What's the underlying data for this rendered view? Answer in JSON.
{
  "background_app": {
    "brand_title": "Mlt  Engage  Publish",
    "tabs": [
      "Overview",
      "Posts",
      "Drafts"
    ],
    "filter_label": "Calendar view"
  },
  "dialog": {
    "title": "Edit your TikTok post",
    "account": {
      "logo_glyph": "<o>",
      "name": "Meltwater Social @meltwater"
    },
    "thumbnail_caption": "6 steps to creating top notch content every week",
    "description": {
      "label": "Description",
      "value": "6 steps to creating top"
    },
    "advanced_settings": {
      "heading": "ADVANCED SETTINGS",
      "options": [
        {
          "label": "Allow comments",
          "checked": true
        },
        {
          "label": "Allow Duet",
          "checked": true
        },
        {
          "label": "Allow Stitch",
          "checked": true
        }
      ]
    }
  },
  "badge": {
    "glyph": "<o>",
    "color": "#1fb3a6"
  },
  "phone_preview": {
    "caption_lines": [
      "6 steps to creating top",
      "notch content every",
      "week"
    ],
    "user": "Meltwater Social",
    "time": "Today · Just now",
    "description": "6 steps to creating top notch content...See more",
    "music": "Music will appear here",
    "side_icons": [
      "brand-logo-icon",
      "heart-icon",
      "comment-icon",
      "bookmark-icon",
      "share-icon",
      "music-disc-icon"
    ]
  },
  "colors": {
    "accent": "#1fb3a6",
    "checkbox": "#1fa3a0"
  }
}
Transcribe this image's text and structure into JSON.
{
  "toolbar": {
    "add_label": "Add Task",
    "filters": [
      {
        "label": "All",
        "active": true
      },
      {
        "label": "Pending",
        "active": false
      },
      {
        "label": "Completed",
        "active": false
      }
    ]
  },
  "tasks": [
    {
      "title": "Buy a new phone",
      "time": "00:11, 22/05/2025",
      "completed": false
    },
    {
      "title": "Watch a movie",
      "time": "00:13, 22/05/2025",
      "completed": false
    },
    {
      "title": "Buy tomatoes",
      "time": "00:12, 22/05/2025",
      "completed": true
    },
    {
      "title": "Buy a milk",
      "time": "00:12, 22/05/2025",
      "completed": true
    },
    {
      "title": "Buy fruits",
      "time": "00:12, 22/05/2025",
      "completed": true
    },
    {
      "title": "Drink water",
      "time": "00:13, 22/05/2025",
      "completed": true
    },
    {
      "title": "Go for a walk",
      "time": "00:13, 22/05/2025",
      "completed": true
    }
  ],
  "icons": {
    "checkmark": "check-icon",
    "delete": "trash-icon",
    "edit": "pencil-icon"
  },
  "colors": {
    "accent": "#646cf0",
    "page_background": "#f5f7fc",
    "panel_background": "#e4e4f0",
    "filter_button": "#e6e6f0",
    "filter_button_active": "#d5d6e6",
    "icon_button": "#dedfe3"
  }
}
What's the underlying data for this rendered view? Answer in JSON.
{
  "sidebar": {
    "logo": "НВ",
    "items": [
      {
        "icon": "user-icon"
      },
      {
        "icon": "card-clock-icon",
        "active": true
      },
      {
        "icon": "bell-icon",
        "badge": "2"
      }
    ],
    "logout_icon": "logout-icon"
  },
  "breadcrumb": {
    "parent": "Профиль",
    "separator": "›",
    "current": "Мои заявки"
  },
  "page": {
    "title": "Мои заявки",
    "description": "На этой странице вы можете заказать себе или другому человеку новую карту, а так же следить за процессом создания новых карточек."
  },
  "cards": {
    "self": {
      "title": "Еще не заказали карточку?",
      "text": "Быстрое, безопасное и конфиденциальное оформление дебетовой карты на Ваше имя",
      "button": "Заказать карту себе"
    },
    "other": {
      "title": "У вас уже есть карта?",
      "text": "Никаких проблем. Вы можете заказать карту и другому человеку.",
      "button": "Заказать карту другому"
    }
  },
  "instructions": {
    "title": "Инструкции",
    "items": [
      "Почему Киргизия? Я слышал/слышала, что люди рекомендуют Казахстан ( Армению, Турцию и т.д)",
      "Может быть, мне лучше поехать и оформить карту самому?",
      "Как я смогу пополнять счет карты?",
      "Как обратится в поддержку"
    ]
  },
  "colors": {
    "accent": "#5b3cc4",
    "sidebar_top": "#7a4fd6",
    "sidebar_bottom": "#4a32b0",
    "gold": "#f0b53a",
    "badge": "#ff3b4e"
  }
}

**Problem statement**
Word for word, extract all the records.

**Response to this task**
What's the underlying data for this rendered view? Answer in JSON.
{
  "background_app": {
    "brand_title": "Mlt  Engage  Publish",
    "tabs": [
      "Overview",
      "Posts",
      "Drafts"
    ],
    "filter_label": "Calendar view"
  },
  "dialog": {
    "title": "Edit your TikTok post",
    "account": {
      "logo_glyph": "<o>",
      "name": "Meltwater Social @meltwater"
    },
    "thumbnail_caption": "6 steps to creating top notch content every week",
    "description": {
      "label": "Description",
      "value": "6 steps to creating top"
    },
    "advanced_settings": {
      "heading": "ADVANCED SETTINGS",
      "options": [
        {
          "label": "Allow comments",
          "checked": true
        },
        {
          "label": "Allow Duet",
          "checked": true
        },
        {
          "label": "Allow Stitch",
          "checked": true
        }
      ]
    }
  },
  "badge": {
    "glyph": "<o>",
    "color": "#1fb3a6"
  },
  "phone_preview": {
    "caption_lines": [
      "6 steps to creating top",
      "notch content every",
      "week"
    ],
    "user": "Meltwater Social",
    "time": "Today · Just now",
    "description": "6 steps to creating top notch content...See more",
    "music": "Music will appear here",
    "side_icons": [
      "brand-logo-icon",
      "heart-icon",
      "comment-icon",
      "bookmark-icon",
      "share-icon",
      "music-disc-icon"
    ]
  },
  "colors": {
    "accent": "#1fb3a6",
    "checkbox": "#1fa3a0"
  }
}
Transcribe this image's text and structure into JSON.
{
  "toolbar": {
    "add_label": "Add Task",
    "filters": [
      {
        "label": "All",
        "active": true
      },
      {
        "label": "Pending",
        "active": false
      },
      {
        "label": "Completed",
        "active": false
      }
    ]
  },
  "tasks": [
    {
      "title": "Buy a new phone",
      "time": "00:11, 22/05/2025",
      "completed": false
    },
    {
      "title": "Watch a movie",
      "time": "00:13, 22/05/2025",
      "completed": false
    },
    {
      "title": "Buy tomatoes",
      "time": "00:12, 22/05/2025",
      "completed": true
    },
    {
      "title": "Buy a milk",
      "time": "00:12, 22/05/2025",
      "completed": true
    },
    {
      "title": "Buy fruits",
      "time": "00:12, 22/05/2025",
      "completed": true
    },
    {
      "title": "Drink water",
      "time": "00:13, 22/05/2025",
      "completed": true
    },
    {
      "title": "Go for a walk",
      "time": "00:13, 22/05/2025",
      "completed": true
    }
  ],
  "icons": {
    "checkmark": "check-icon",
    "delete": "trash-icon",
    "edit": "pencil-icon"
  },
  "colors": {
    "accent": "#646cf0",
    "page_background": "#f5f7fc",
    "panel_background": "#e4e4f0",
    "filter_button": "#e6e6f0",
    "filter_button_active": "#d5d6e6",
    "icon_button": "#dedfe3"
  }
}
What's the underlying data for this rendered view? Answer in JSON.
{
  "sidebar": {
    "logo": "НВ",
    "items": [
      {
        "icon": "user-icon"
      },
      {
        "icon": "card-clock-icon",
        "active": true
      },
      {
        "icon": "bell-icon",
        "badge": "2"
      }
    ],
    "logout_icon": "logout-icon"
  },
  "breadcrumb": {
    "parent": "Профиль",
    "separator": "›",
    "current": "Мои заявки"
  },
  "page": {
    "title": "Мои заявки",
    "description": "На этой странице вы можете заказать себе или другому человеку новую карту, а так же следить за процессом создания новых карточек."
  },
  "cards": {
    "self": {
      "title": "Еще не заказали карточку?",
      "text": "Быстрое, безопасное и конфиденциальное оформление дебетовой карты на Ваше имя",
      "button": "Заказать карту себе"
    },
    "other": {
      "title": "У вас уже есть карта?",
      "text": "Никаких проблем. Вы можете заказать карту и другому человеку.",
      "button": "Заказать карту другому"
    }
  },
  "instructions": {
    "title": "Инструкции",
    "items": [
      "Почему Киргизия? Я слышал/слышала, что люди рекомендуют Казахстан ( Армению, Турцию и т.д)",
      "Может быть, мне лучше поехать и оформить карту самому?",
      "Как я смогу пополнять счет карты?",
      "Как обратится в поддержку"
    ]
  },
  "colors": {
    "accent": "#5b3cc4",
    "sidebar_top": "#7a4fd6",
    "sidebar_bottom": "#4a32b0",
    "gold": "#f0b53a",
    "badge": "#ff3b4e"
  }
}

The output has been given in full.